DATA SHOWN =
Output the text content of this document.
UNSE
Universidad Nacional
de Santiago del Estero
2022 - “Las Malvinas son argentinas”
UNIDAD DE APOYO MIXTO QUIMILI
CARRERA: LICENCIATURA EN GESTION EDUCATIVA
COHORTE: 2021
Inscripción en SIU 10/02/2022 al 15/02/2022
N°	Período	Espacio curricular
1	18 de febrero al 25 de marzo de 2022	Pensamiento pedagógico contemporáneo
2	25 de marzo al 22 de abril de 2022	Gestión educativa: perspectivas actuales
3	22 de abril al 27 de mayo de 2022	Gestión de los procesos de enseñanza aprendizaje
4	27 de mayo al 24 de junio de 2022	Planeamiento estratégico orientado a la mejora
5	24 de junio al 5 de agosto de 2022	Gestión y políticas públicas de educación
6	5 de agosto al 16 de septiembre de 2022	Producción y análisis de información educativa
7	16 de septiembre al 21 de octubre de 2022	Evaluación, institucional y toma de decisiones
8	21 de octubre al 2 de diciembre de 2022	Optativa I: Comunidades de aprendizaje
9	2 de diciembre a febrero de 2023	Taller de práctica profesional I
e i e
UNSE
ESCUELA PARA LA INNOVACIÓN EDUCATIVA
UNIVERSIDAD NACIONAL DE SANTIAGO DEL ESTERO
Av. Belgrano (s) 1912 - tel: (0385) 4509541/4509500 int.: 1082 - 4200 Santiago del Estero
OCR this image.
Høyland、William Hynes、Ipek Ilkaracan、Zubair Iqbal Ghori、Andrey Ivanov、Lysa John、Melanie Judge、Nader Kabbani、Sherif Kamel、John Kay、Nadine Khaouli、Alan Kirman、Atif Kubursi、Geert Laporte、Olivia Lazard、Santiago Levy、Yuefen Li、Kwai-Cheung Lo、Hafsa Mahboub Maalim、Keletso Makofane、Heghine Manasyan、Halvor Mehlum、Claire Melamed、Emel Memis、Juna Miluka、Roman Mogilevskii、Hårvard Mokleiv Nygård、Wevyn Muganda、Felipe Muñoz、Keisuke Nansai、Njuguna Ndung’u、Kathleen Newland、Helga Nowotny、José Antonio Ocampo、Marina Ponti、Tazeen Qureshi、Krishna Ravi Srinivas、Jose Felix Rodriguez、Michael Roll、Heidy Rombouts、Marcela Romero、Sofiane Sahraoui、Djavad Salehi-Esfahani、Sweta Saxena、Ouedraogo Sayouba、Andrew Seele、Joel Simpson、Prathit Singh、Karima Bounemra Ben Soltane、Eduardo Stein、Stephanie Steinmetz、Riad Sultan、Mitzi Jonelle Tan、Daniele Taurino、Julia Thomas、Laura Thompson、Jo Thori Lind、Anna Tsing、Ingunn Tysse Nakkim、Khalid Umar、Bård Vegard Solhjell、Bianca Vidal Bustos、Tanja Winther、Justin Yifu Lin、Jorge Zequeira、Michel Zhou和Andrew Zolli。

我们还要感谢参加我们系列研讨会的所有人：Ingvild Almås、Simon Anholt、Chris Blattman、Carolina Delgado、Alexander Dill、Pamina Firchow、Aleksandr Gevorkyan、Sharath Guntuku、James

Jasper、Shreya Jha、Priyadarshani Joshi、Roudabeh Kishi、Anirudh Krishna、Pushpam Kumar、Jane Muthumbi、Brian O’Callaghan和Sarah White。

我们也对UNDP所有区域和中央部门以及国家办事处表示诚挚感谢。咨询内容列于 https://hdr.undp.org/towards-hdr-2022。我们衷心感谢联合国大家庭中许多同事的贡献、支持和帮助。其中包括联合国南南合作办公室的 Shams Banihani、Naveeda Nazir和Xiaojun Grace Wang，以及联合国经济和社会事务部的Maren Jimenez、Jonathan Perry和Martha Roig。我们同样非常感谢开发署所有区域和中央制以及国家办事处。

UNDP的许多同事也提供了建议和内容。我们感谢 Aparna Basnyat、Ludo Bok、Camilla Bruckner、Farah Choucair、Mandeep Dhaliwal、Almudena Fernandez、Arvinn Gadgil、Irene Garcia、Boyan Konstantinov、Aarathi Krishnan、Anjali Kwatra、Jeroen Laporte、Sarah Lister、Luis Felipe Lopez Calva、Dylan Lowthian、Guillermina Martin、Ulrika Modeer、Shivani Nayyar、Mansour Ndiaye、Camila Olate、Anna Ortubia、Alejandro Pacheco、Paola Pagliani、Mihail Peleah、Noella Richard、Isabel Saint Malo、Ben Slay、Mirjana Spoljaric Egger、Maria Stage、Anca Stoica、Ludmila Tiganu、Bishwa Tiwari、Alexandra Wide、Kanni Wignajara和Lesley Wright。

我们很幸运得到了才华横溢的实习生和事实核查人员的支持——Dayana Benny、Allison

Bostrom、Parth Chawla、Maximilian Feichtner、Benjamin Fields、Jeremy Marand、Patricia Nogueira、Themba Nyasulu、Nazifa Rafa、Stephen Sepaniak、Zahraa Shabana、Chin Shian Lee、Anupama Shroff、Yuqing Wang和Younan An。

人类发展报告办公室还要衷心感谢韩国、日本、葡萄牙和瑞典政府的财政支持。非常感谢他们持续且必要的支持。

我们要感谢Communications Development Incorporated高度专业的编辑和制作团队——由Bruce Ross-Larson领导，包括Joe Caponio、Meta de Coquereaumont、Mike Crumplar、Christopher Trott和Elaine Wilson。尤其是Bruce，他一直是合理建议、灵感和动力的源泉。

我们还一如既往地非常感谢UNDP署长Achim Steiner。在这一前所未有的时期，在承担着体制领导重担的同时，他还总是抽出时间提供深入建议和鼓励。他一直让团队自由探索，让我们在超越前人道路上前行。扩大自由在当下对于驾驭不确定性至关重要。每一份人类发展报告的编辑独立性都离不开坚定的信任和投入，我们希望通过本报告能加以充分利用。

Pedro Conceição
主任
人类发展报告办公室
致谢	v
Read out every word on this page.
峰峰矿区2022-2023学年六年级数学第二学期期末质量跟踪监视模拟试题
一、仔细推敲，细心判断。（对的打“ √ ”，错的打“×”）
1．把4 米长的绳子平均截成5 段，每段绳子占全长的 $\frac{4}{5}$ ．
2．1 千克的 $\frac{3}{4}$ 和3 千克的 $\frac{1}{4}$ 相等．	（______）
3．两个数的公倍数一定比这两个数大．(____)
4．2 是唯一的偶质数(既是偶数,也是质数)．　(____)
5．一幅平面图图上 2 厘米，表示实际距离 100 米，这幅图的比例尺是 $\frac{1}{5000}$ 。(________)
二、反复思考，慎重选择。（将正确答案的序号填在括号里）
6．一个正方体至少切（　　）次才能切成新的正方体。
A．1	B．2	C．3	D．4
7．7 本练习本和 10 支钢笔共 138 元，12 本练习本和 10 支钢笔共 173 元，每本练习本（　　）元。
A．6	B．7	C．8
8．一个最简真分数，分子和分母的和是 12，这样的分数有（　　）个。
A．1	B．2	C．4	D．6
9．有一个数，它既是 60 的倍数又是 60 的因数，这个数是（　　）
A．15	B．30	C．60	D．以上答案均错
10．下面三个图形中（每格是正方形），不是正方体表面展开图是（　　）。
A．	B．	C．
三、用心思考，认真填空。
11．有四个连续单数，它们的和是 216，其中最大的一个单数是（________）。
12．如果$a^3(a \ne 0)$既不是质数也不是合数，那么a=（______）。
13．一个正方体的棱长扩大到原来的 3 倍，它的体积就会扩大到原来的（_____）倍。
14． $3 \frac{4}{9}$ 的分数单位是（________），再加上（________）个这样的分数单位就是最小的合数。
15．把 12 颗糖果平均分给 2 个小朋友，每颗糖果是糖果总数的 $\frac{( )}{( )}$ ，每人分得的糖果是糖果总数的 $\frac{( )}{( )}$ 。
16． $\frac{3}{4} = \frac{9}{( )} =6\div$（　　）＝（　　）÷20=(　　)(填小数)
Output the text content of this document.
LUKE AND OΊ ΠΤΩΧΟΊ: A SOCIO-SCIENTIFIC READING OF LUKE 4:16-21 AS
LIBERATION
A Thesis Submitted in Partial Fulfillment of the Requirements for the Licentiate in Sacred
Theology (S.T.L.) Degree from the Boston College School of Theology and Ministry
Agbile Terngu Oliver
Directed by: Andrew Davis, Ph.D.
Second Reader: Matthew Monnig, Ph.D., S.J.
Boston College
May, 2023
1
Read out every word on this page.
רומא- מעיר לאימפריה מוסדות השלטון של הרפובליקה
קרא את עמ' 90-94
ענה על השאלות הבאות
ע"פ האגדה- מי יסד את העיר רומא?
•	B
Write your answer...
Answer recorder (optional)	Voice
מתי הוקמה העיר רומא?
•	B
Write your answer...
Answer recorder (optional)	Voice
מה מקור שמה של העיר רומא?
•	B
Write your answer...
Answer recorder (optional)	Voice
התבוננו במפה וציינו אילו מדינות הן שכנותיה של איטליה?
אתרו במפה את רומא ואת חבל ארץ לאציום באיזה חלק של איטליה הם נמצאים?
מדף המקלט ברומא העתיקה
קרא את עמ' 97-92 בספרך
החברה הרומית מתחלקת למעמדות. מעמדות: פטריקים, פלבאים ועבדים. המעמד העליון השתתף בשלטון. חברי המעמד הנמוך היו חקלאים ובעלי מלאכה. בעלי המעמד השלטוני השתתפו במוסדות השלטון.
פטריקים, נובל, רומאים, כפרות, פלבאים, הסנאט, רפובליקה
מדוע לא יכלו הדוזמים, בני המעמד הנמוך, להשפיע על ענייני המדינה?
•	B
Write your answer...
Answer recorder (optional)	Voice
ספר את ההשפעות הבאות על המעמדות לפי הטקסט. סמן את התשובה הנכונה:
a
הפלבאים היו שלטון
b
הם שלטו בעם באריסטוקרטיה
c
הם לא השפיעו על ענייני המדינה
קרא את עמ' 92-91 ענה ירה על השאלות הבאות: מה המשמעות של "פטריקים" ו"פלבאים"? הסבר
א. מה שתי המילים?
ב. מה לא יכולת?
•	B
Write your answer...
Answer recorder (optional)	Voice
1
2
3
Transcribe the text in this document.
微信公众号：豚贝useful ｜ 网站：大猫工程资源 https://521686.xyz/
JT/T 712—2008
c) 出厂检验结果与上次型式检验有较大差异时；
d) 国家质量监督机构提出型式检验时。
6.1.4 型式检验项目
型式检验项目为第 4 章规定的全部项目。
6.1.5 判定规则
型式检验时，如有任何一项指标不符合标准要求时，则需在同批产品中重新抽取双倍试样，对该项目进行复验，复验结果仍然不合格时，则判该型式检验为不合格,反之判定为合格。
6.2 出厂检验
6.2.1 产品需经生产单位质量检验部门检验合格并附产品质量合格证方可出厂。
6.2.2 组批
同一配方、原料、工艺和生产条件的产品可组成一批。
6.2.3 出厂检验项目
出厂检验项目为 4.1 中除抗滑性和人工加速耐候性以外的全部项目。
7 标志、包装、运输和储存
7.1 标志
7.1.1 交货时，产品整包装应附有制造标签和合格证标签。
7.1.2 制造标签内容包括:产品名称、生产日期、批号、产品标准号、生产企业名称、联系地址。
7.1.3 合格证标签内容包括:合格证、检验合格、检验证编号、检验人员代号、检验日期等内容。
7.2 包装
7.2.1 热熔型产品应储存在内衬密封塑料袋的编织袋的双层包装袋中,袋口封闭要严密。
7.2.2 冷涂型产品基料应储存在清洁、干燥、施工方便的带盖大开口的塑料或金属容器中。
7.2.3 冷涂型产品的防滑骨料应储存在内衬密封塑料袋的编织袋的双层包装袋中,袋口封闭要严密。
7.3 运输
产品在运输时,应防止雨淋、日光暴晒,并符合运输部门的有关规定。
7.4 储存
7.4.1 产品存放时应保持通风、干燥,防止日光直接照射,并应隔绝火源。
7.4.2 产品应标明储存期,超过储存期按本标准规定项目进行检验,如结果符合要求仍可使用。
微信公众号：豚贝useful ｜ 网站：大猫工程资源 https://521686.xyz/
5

GIVEN EXERCISE = Reproduce, word for word, every line starting at the line that contains "Transcribe the text in this document." and ending with the final line of the entries.

CORRECT RESULT =
Transcribe the text in this document.
微信公众号：豚贝useful ｜ 网站：大猫工程资源 https://521686.xyz/
JT/T 712—2008
c) 出厂检验结果与上次型式检验有较大差异时；
d) 国家质量监督机构提出型式检验时。
6.1.4 型式检验项目
型式检验项目为第 4 章规定的全部项目。
6.1.5 判定规则
型式检验时，如有任何一项指标不符合标准要求时，则需在同批产品中重新抽取双倍试样，对该项目进行复验，复验结果仍然不合格时，则判该型式检验为不合格,反之判定为合格。
6.2 出厂检验
6.2.1 产品需经生产单位质量检验部门检验合格并附产品质量合格证方可出厂。
6.2.2 组批
同一配方、原料、工艺和生产条件的产品可组成一批。
6.2.3 出厂检验项目
出厂检验项目为 4.1 中除抗滑性和人工加速耐候性以外的全部项目。
7 标志、包装、运输和储存
7.1 标志
7.1.1 交货时，产品整包装应附有制造标签和合格证标签。
7.1.2 制造标签内容包括:产品名称、生产日期、批号、产品标准号、生产企业名称、联系地址。
7.1.3 合格证标签内容包括:合格证、检验合格、检验证编号、检验人员代号、检验日期等内容。
7.2 包装
7.2.1 热熔型产品应储存在内衬密封塑料袋的编织袋的双层包装袋中,袋口封闭要严密。
7.2.2 冷涂型产品基料应储存在清洁、干燥、施工方便的带盖大开口的塑料或金属容器中。
7.2.3 冷涂型产品的防滑骨料应储存在内衬密封塑料袋的编织袋的双层包装袋中,袋口封闭要严密。
7.3 运输
产品在运输时,应防止雨淋、日光暴晒,并符合运输部门的有关规定。
7.4 储存
7.4.1 产品存放时应保持通风、干燥,防止日光直接照射,并应隔绝火源。
7.4.2 产品应标明储存期,超过储存期按本标准规定项目进行检验,如结果符合要求仍可使用。
微信公众号：豚贝useful ｜ 网站：大猫工程资源 https://521686.xyz/
5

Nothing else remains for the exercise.